◆ Task objective: Each record must be retyped word for word.

◆ Provided records:
· · ·
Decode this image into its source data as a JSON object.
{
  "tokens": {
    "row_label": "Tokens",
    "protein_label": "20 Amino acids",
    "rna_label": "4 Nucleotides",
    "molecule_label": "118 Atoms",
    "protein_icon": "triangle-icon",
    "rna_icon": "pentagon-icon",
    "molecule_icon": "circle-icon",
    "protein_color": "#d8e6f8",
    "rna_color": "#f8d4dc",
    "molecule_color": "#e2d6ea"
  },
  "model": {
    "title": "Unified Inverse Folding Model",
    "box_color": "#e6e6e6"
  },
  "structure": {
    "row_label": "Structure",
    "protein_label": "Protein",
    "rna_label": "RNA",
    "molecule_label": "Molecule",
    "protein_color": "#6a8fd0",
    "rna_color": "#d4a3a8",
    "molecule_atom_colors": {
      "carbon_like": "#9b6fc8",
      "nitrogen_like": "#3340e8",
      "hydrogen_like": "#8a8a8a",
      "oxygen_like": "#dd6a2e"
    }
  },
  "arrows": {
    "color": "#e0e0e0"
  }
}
· · ·
◆ Task output:
Decode this image into its source data as a JSON object.
{
  "tokens": {
    "row_label": "Tokens",
    "protein_label": "20 Amino acids",
    "rna_label": "4 Nucleotides",
    "molecule_label": "118 Atoms",
    "protein_icon": "triangle-icon",
    "rna_icon": "pentagon-icon",
    "molecule_icon": "circle-icon",
    "protein_color": "#d8e6f8",
    "rna_color": "#f8d4dc",
    "molecule_color": "#e2d6ea"
  },
  "model": {
    "title": "Unified Inverse Folding Model",
    "box_color": "#e6e6e6"
  },
  "structure": {
    "row_label": "Structure",
    "protein_label": "Protein",
    "rna_label": "RNA",
    "molecule_label": "Molecule",
    "protein_color": "#6a8fd0",
    "rna_color": "#d4a3a8",
    "molecule_atom_colors": {
      "carbon_like": "#9b6fc8",
      "nitrogen_like": "#3340e8",
      "hydrogen_like": "#8a8a8a",
      "oxygen_like": "#dd6a2e"
    }
  },
  "arrows": {
    "color": "#e0e0e0"
  }
}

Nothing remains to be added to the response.